═══ Extracted records ═══
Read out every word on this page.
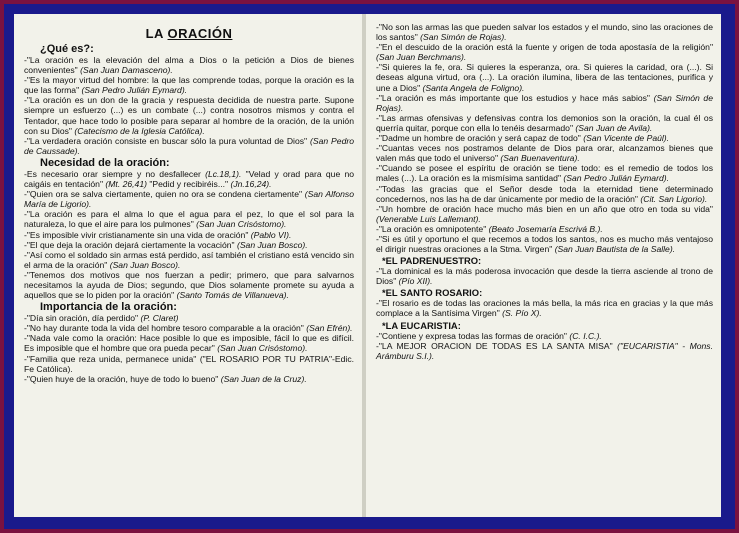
LA ORACIÓN
¿Qué es?:

-"La oración es la elevación del alma a Dios o la petición a Dios de bienes convenientes" (San Juan Damasceno).

-"Es la mayor virtud del hombre: la que las comprende todas, porque la oración es la que las forma" (San Pedro Julián Eymard).

-"La oración es un don de la gracia y respuesta decidida de nuestra parte. Supone siempre un esfuerzo (...) es un combate (...) contra nosotros mismos y contra el Tentador, que hace todo lo posible para separar al hombre de la oración, de la unión con su Dios" (Catecismo de la Iglesia Católica).

-"La verdadera oración consiste en buscar sólo la pura voluntad de Dios" (San Pedro de Caussade).

Necesidad de la oración:

-Es necesario orar siempre y no desfallecer (Lc.18,1). "Velad y orad para que no caigáis en tentación" (Mt. 26,41) "Pedid y recibiréis..." (Jn.16,24).

-"Quien ora se salva ciertamente, quien no ora se condena ciertamente" (San Alfonso María de Ligorio).

-"La oración es para el alma lo que el agua para el pez, lo que el sol para la naturaleza, lo que el aire para los pulmones" (San Juan Crisóstomo).

-"Es imposible vivir cristianamente sin una vida de oración" (Pablo VI).

-"El que deja la oración dejará ciertamente la vocación" (San Juan Bosco).

-"Así como el soldado sin armas está perdido, así también el cristiano está vencido sin el arma de la oración" (San Juan Bosco).

-"Tenemos dos motivos que nos fuerzan a pedir; primero, que para salvarnos necesitamos la ayuda de Dios; segundo, que Dios solamente promete su ayuda a aquellos que se lo piden por la oración" (Santo Tomás de Villanueva).

Importancia de la oración:

-"Día sin oración, día perdido" (P. Claret)

-"No hay durante toda la vida del hombre tesoro comparable a la oración" (San Efrén).

-"Nada vale como la oración: Hace posible lo que es imposible, fácil lo que es difícil. Es imposible que el hombre que ora pueda pecar" (San Juan Crisóstomo).

-"Familia que reza unida, permanece unida" ("EL ROSARIO POR TU PATRIA"-Edic. Fe Católica).

-"Quien huye de la oración, huye de todo lo bueno" (San Juan de la Cruz).

-"No son las armas las que pueden salvar los estados y el mundo, sino las oraciones de los santos" (San Simón de Rojas).

-"En el descuido de la oración está la fuente y origen de toda apostasía de la religión" (San Juan Berchmans).

-"Si quieres la fe, ora. Si quieres la esperanza, ora. Si quieres la caridad, ora (...). Si deseas alguna virtud, ora (...). La oración ilumina, libera de las tentaciones, purifica y une a Dios" (Santa Angela de Foligno).

-"La oración es más importante que los estudios y hace más sabios" (San Simón de Rojas).

-"Las armas ofensivas y defensivas contra los demonios son la oración, la cual él os querría quitar, porque con ella lo tenéis desarmado" (San Juan de Avila).

-"Dadme un hombre de oración y será capaz de todo" (San Vicente de Paúl).

-"Cuantas veces nos postramos delante de Dios para orar, alcanzamos bienes que valen más que todo el universo" (San Buenaventura).

-"Cuando se posee el espíritu de oración se tiene todo: es el remedio de todos los males (...). La oración es la mismísima santidad" (San Pedro Julián Eymard).

-"Todas las gracias que el Señor desde toda la eternidad tiene determinado concedernos, nos las ha de dar únicamente por medio de la oración" (Cit. San Ligorio).

-"Un hombre de oración hace mucho más bien en un año que otro en toda su vida" (Venerable Luis Lallemant).

-"La oración es omnipotente" (Beato Josemaría Escrivá B.).

-"Si es útil y oportuno el que recemos a todos los santos, nos es mucho más ventajoso el dirigir nuestras oraciones a la Stma. Virgen" (San Juan Bautista de la Salle).

*EL PADRENUESTRO:

-"La dominical es la más poderosa invocación que desde la tierra asciende al trono de Dios" (Pío XII).

*EL SANTO ROSARIO:

-"El rosario es de todas las oraciones la más bella, la más rica en gracias y la que más complace a la Santísima Virgen" (S. Pío X).

*LA EUCARISTIA:

-"Contiene y expresa todas las formas de oración" (C. I.C.).

-"LA MEJOR ORACION DE TODAS ES LA SANTA MISA" ("EUCARISTIA" - Mons. Arámburu S.I.).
═══
Exercise:
Excluding the pictures, reproduce every entry exactly as given.

Reply to the task:
Read out every word on this page.
LA ORACIÓN
¿Qué es?:

-"La oración es la elevación del alma a Dios o la petición a Dios de bienes convenientes" (San Juan Damasceno).

-"Es la mayor virtud del hombre: la que las comprende todas, porque la oración es la que las forma" (San Pedro Julián Eymard).

-"La oración es un don de la gracia y respuesta decidida de nuestra parte. Supone siempre un esfuerzo (...) es un combate (...) contra nosotros mismos y contra el Tentador, que hace todo lo posible para separar al hombre de la oración, de la unión con su Dios" (Catecismo de la Iglesia Católica).

-"La verdadera oración consiste en buscar sólo la pura voluntad de Dios" (San Pedro de Caussade).

Necesidad de la oración:

-Es necesario orar siempre y no desfallecer (Lc.18,1). "Velad y orad para que no caigáis en tentación" (Mt. 26,41) "Pedid y recibiréis..." (Jn.16,24).

-"Quien ora se salva ciertamente, quien no ora se condena ciertamente" (San Alfonso María de Ligorio).

-"La oración es para el alma lo que el agua para el pez, lo que el sol para la naturaleza, lo que el aire para los pulmones" (San Juan Crisóstomo).

-"Es imposible vivir cristianamente sin una vida de oración" (Pablo VI).

-"El que deja la oración dejará ciertamente la vocación" (San Juan Bosco).

-"Así como el soldado sin armas está perdido, así también el cristiano está vencido sin el arma de la oración" (San Juan Bosco).

-"Tenemos dos motivos que nos fuerzan a pedir; primero, que para salvarnos necesitamos la ayuda de Dios; segundo, que Dios solamente promete su ayuda a aquellos que se lo piden por la oración" (Santo Tomás de Villanueva).

Importancia de la oración:

-"Día sin oración, día perdido" (P. Claret)

-"No hay durante toda la vida del hombre tesoro comparable a la oración" (San Efrén).

-"Nada vale como la oración: Hace posible lo que es imposible, fácil lo que es difícil. Es imposible que el hombre que ora pueda pecar" (San Juan Crisóstomo).

-"Familia que reza unida, permanece unida" ("EL ROSARIO POR TU PATRIA"-Edic. Fe Católica).

-"Quien huye de la oración, huye de todo lo bueno" (San Juan de la Cruz).

-"No son las armas las que pueden salvar los estados y el mundo, sino las oraciones de los santos" (San Simón de Rojas).

-"En el descuido de la oración está la fuente y origen de toda apostasía de la religión" (San Juan Berchmans).

-"Si quieres la fe, ora. Si quieres la esperanza, ora. Si quieres la caridad, ora (...). Si deseas alguna virtud, ora (...). La oración ilumina, libera de las tentaciones, purifica y une a Dios" (Santa Angela de Foligno).

-"La oración es más importante que los estudios y hace más sabios" (San Simón de Rojas).

-"Las armas ofensivas y defensivas contra los demonios son la oración, la cual él os querría quitar, porque con ella lo tenéis desarmado" (San Juan de Avila).

-"Dadme un hombre de oración y será capaz de todo" (San Vicente de Paúl).

-"Cuantas veces nos postramos delante de Dios para orar, alcanzamos bienes que valen más que todo el universo" (San Buenaventura).

-"Cuando se posee el espíritu de oración se tiene todo: es el remedio de todos los males (...). La oración es la mismísima santidad" (San Pedro Julián Eymard).

-"Todas las gracias que el Señor desde toda la eternidad tiene determinado concedernos, nos las ha de dar únicamente por medio de la oración" (Cit. San Ligorio).

-"Un hombre de oración hace mucho más bien en un año que otro en toda su vida" (Venerable Luis Lallemant).

-"La oración es omnipotente" (Beato Josemaría Escrivá B.).

-"Si es útil y oportuno el que recemos a todos los santos, nos es mucho más ventajoso el dirigir nuestras oraciones a la Stma. Virgen" (San Juan Bautista de la Salle).

*EL PADRENUESTRO:

-"La dominical es la más poderosa invocación que desde la tierra asciende al trono de Dios" (Pío XII).

*EL SANTO ROSARIO:

-"El rosario es de todas las oraciones la más bella, la más rica en gracias y la que más complace a la Santísima Virgen" (S. Pío X).

*LA EUCARISTIA:

-"Contiene y expresa todas las formas de oración" (C. I.C.).

-"LA MEJOR ORACION DE TODAS ES LA SANTA MISA" ("EUCARISTIA" - Mons. Arámburu S.I.).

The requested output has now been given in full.